**RECORDS SUPPLIED**
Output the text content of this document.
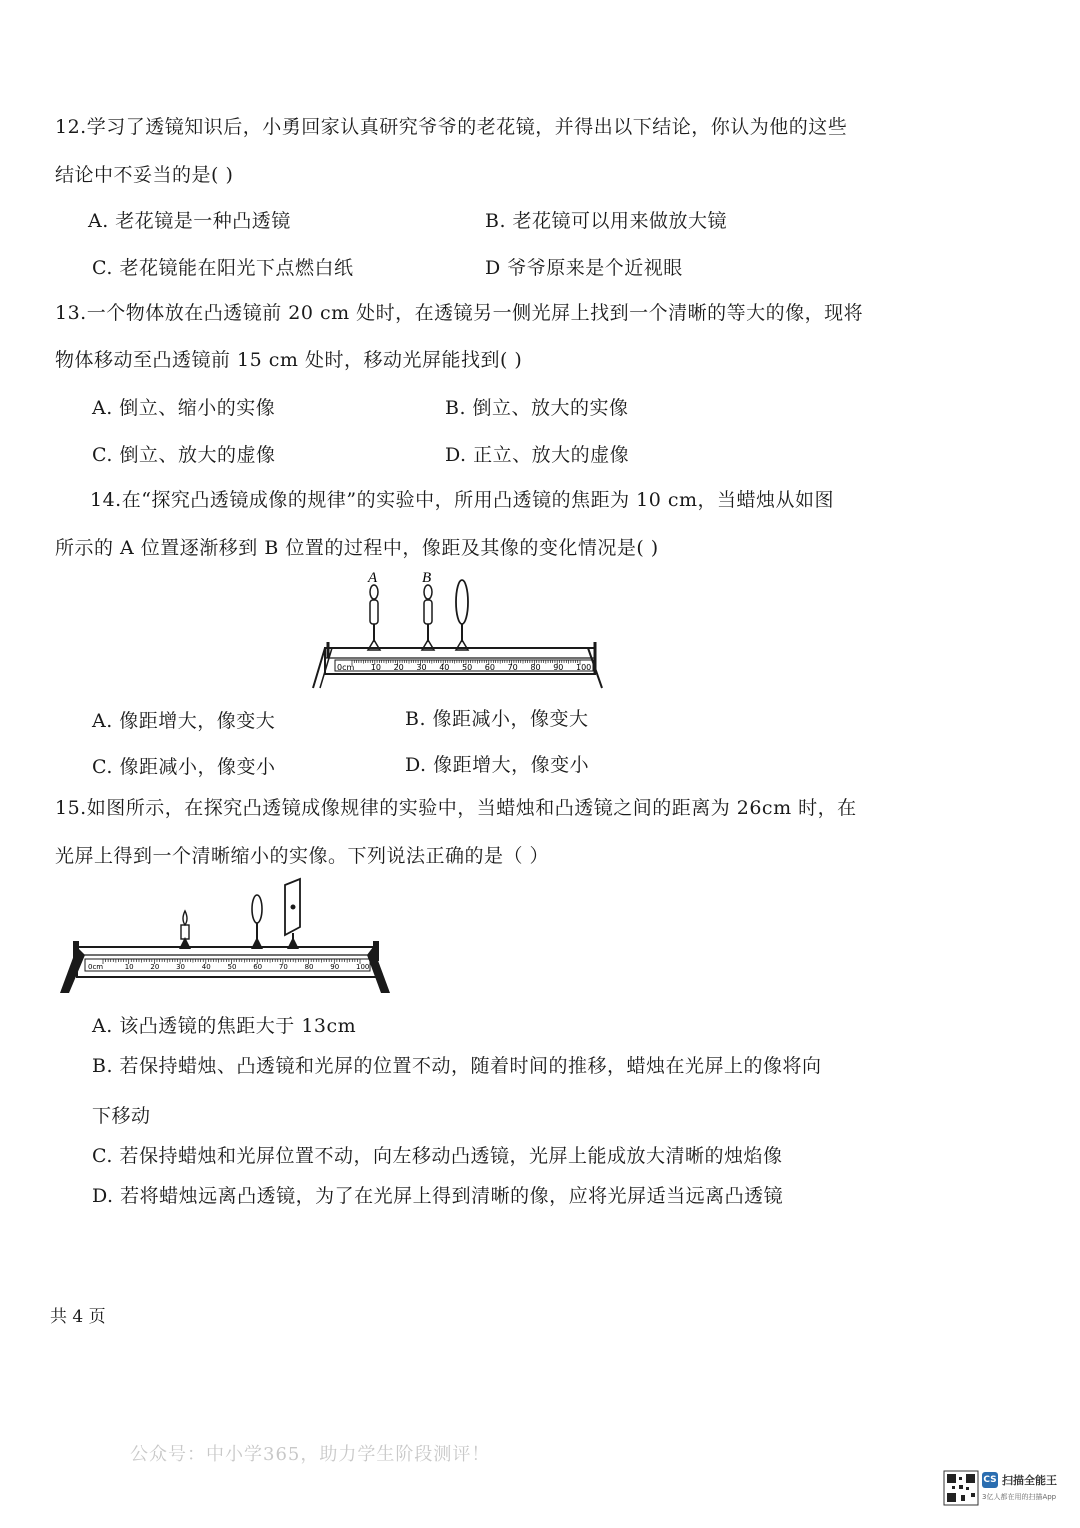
12.学习了透镜知识后，小勇回家认真研究爷爷的老花镜，并得出以下结论，你认为他的这些
结论中不妥当的是( )
A. 老花镜是一种凸透镜	B. 老花镜可以用来做放大镜
C. 老花镜能在阳光下点燃白纸	D 爷爷原来是个近视眼
13.一个物体放在凸透镜前 20 cm 处时，在透镜另一侧光屏上找到一个清晰的等大的像，现将
物体移动至凸透镜前 15 cm 处时，移动光屏能找到( )
A. 倒立、缩小的实像	B. 倒立、放大的实像
C. 倒立、放大的虚像	D. 正立、放大的虚像
14.在“探究凸透镜成像的规律”的实验中，所用凸透镜的焦距为 10 cm，当蜡烛从如图
所示的 A 位置逐渐移到 B 位置的过程中，像距及其像的变化情况是( )
0cm 10 20 30 40 50 60 70 80 90 100
A	B
A. 像距增大，像变大	B. 像距减小，像变大
C. 像距减小，像变小	D. 像距增大，像变小
15.如图所示，在探究凸透镜成像规律的实验中，当蜡烛和凸透镜之间的距离为 26cm 时，在
光屏上得到一个清晰缩小的实像。下列说法正确的是（ ）
0cm	10 20 30 40 50 60 70 80 90 100
A. 该凸透镜的焦距大于 13cm
B. 若保持蜡烛、凸透镜和光屏的位置不动，随着时间的推移，蜡烛在光屏上的像将向
下移动
C. 若保持蜡烛和光屏位置不动，向左移动凸透镜，光屏上能成放大清晰的烛焰像
D. 若将蜡烛远离凸透镜，为了在光屏上得到清晰的像，应将光屏适当远离凸透镜
共 4 页
公众号：中小学365，助力学生阶段测评！
CS 扫描全能王
3亿人都在用的扫描App
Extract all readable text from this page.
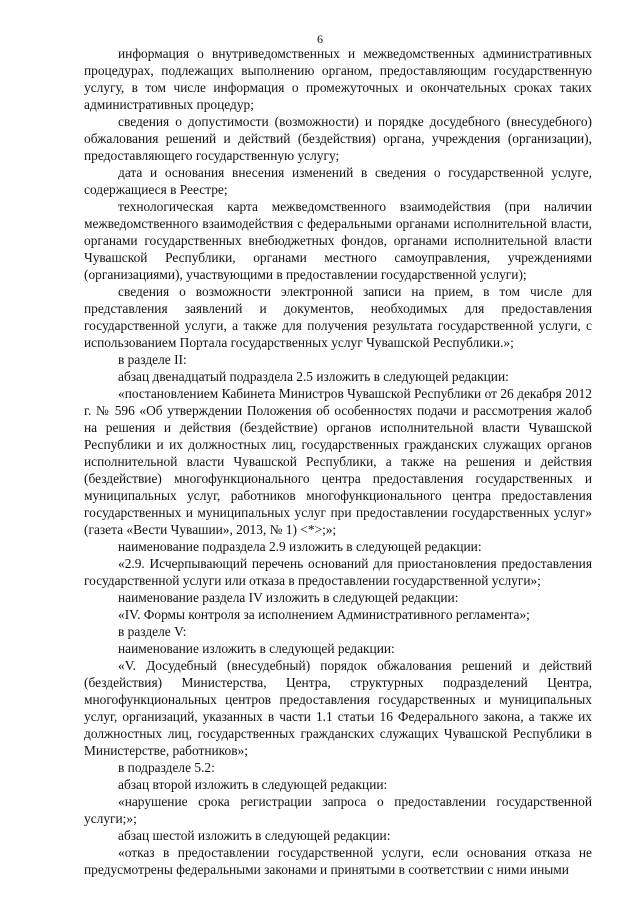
6

информация о внутриведомственных и межведомственных административных процедурах, подлежащих выполнению органом, предоставляющим государственную услугу, в том числе информация о промежуточных и окончательных сроках таких административных процедур;

сведения о допустимости (возможности) и порядке досудебного (внесудебного) обжалования решений и действий (бездействия) органа, учреждения (организации), предоставляющего государственную услугу;

дата и основания внесения изменений в сведения о государственной услуге, содержащиеся в Реестре;

технологическая карта межведомственного взаимодействия (при наличии межведомственного взаимодействия с федеральными органами исполнительной власти, органами государственных внебюджетных фондов, органами исполнительной власти Чувашской Республики, органами местного самоуправления, учреждениями (организациями), участвующими в предоставлении государственной услуги);

сведения о возможности электронной записи на прием, в том числе для представления заявлений и документов, необходимых для предоставления государственной услуги, а также для получения результата государственной услуги, с использованием Портала государственных услуг Чувашской Республики.»;

в разделе II:

абзац двенадцатый подраздела 2.5 изложить в следующей редакции:

«постановлением Кабинета Министров Чувашской Республики от 26 декабря 2012 г. № 596 «Об утверждении Положения об особенностях подачи и рассмотрения жалоб на решения и действия (бездействие) органов исполнительной власти Чувашской Республики и их должностных лиц, государственных гражданских служащих органов исполнительной власти Чувашской Республики, а также на решения и действия (бездействие) многофункционального центра предоставления государственных и муниципальных услуг, работников многофункционального центра предоставления государственных и муниципальных услуг при предоставлении государственных услуг» (газета «Вести Чувашии», 2013, № 1) <*>;»;

наименование подраздела 2.9 изложить в следующей редакции:

«2.9. Исчерпывающий перечень оснований для приостановления предоставления государственной услуги или отказа в предоставлении государственной услуги»;

наименование раздела IV изложить в следующей редакции:

«IV. Формы контроля за исполнением Административного регламента»;

в разделе V:

наименование изложить в следующей редакции:

«V. Досудебный (внесудебный) порядок обжалования решений и действий (бездействия) Министерства, Центра, структурных подразделений Центра, многофункциональных центров предоставления государственных и муниципальных услуг, организаций, указанных в части 1.1 статьи 16 Федерального закона, а также их должностных лиц, государственных гражданских служащих Чувашской Республики в Министерстве, работников»;

в подразделе 5.2:

абзац второй изложить в следующей редакции:

«нарушение срока регистрации запроса о предоставлении государственной услуги;»;

абзац шестой изложить в следующей редакции:

«отказ в предоставлении государственной услуги, если основания отказа не предусмотрены федеральными законами и принятыми в соответствии с ними иными
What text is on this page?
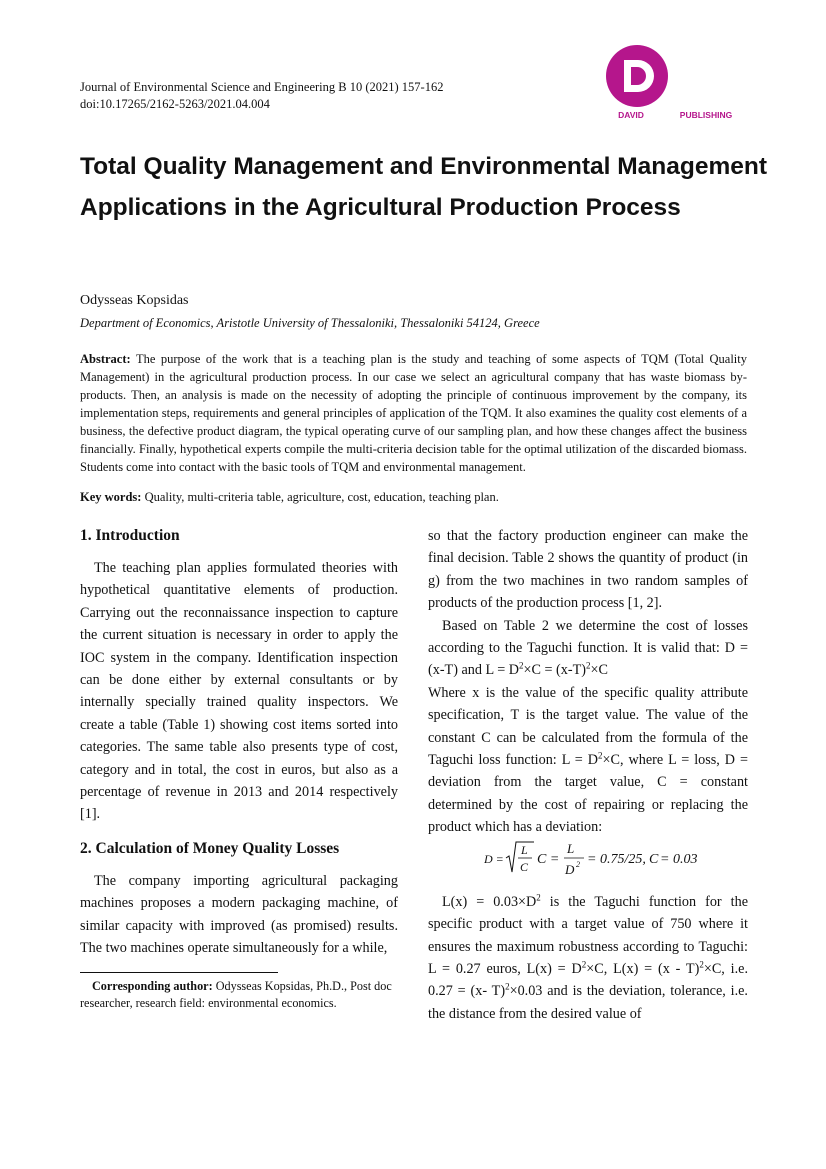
Journal of Environmental Science and Engineering B 10 (2021) 157-162
doi:10.17265/2162-5263/2021.04.004
DAVID	PUBLISHING
Total Quality Management and Environmental Management Applications in the Agricultural Production Process
Odysseas Kopsidas
Department of Economics, Aristotle University of Thessaloniki, Thessaloniki 54124, Greece
Abstract: The purpose of the work that is a teaching plan is the study and teaching of some aspects of TQM (Total Quality Management) in the agricultural production process. In our case we select an agricultural company that has waste biomass by-products. Then, an analysis is made on the necessity of adopting the principle of continuous improvement by the company, its implementation steps, requirements and general principles of application of the TQM. It also examines the quality cost elements of a business, the defective product diagram, the typical operating curve of our sampling plan, and how these changes affect the business financially. Finally, hypothetical experts compile the multi-criteria decision table for the optimal utilization of the discarded biomass. Students come into contact with the basic tools of TQM and environmental management.
Key words: Quality, multi-criteria table, agriculture, cost, education, teaching plan.
1. Introduction

The teaching plan applies formulated theories with hypothetical quantitative elements of production. Carrying out the reconnaissance inspection to capture the current situation is necessary in order to apply the IOC system in the company. Identification inspection can be done either by external consultants or by internally specially trained quality inspectors. We create a table (Table 1) showing cost items sorted into categories. The same table also presents type of cost, category and in total, the cost in euros, but also as a percentage of revenue in 2013 and 2014 respectively [1].

2. Calculation of Money Quality Losses

The company importing agricultural packaging machines proposes a modern packaging machine, of similar capacity with improved (as promised) results. The two machines operate simultaneously for a while,

so that the factory production engineer can make the final decision. Table 2 shows the quantity of product (in g) from the two machines in two random samples of products of the production process [1, 2].

Based on Table 2 we determine the cost of losses according to the Taguchi function. It is valid that: D = (x-T) and $L = D^2\times C = (x-T)^2\times C$

Where x is the value of the specific quality attribute specification, T is the target value. The value of the constant C can be calculated from the formula of the Taguchi loss function: $L = D^2\times C$, where L = loss, D = deviation from the target value, C = constant determined by the cost of repairing or replacing the product which has a deviation:

$L(x) = 0.03\times D^2$ is the Taguchi function for the specific product with a target value of 750 where it ensures the maximum robustness according to Taguchi: L = 0.27 euros, $L(x) = D^2\times C$, L(x) = (x - T)$^2$×C, i.e. 0.27 = (x- T)$^2$×0.03 and is the deviation, tolerance, i.e. the distance from the desired value of

D =
L
C C =
L
D 2 = 0.75/25, C = 0.03
Corresponding author: Odysseas Kopsidas, Ph.D., Post doc researcher, research field: environmental economics.
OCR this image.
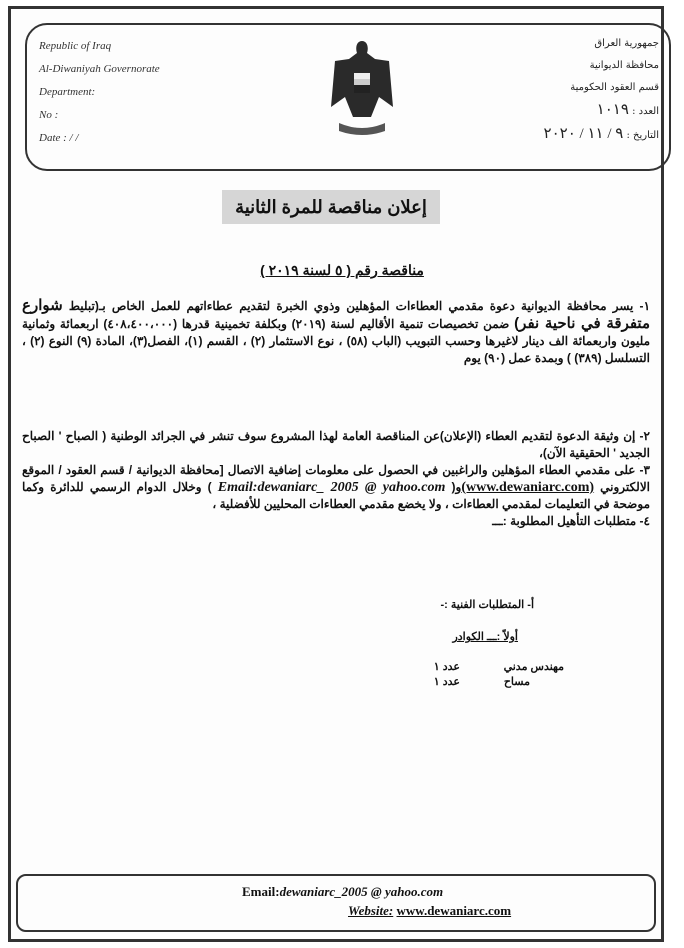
Republic of Iraq
Al-Diwaniyah Governorate
Department:
No :
Date : / /
جمهورية العراق
محافظة الديوانية
قسم العقود الحكومية
العدد : ١٠١٩
التاريخ : ٩ / ١١ / ٢٠٢٠
إعلان مناقصة للمرة الثانية
مناقصة رقم ( ٥ لسنة ٢٠١٩ )
١- يسر محافظة الديوانية دعوة مقدمي العطاءات المؤهلين وذوي الخبرة لتقديم عطاءاتهم للعمل الخاص بـ(تبليط شوارع متفرقة في ناحية نفر) ضمن تخصيصات تنمية الأقاليم لسنة (٢٠١٩) وبكلفة تخمينية قدرها (٤٠٨،٤٠٠،٠٠٠) اربعمائة وثمانية مليون واربعمائة الف دينار لاغيرها وحسب التبويب (الباب (٥٨) ، نوع الاستثمار (٢) ، القسم (١)، الفصل(٣)، المادة (٩) النوع (٢) ، التسلسل (٣٨٩) ) وبمدة عمل (٩٠) يوم
٢- إن وثيقة الدعوة لتقديم العطاء (الإعلان)عن المناقصة العامة لهذا المشروع سوف تنشر في الجرائد الوطنية ( الصباح ' الصباح الجديد ' الحقيقية الآن)،
٣- على مقدمي العطاء المؤهلين والراغبين في الحصول على معلومات إضافية الاتصال [محافظة الديوانية / قسم العقود / الموقع الالكتروني (www.dewaniarc.com)و( Email:dewaniarc_ 2005 @ yahoo.com ) وخلال الدوام الرسمي للدائرة وكما موضحة في التعليمات لمقدمي العطاءات ، ولا يخضع مقدمي العطاءات المحليين للأفضلية ،
٤- متطلبات التأهيل المطلوبة :ـــ
أ- المتطلبات الفنية :-
أولاً :ـــ الكوادر
مهندس مدني
عدد ١
مساح
عدد ١
Email:dewaniarc_2005 @ yahoo.com
Website: www.dewaniarc.com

**SET EXERCISE**
Check each line above for "работников" and return the ones that have it.

**RESPONSE BELOW**
«постановлением Кабинета Министров Чувашской Республики от 26 декабря 2012 г. № 596 «Об утверждении Положения об особенностях подачи и рассмотрения жалоб на решения и действия (бездействие) органов исполнительной власти Чувашской Республики и их должностных лиц, государственных гражданских служащих органов исполнительной власти Чувашской Республики, а также на решения и действия (бездействие) многофункционального центра предоставления государственных и муниципальных услуг, работников многофункционального центра предоставления государственных и муниципальных услуг при предоставлении государственных услуг» (газета «Вести Чувашии», 2013, № 1) <*>;»;
«V. Досудебный (внесудебный) порядок обжалования решений и действий (бездействия) Министерства, Центра, структурных подразделений Центра, многофункциональных центров предоставления государственных и муниципальных услуг, организаций, указанных в части 1.1 статьи 16 Федерального закона, а также их должностных лиц, государственных гражданских служащих Чувашской Республики в Министерстве, работников»;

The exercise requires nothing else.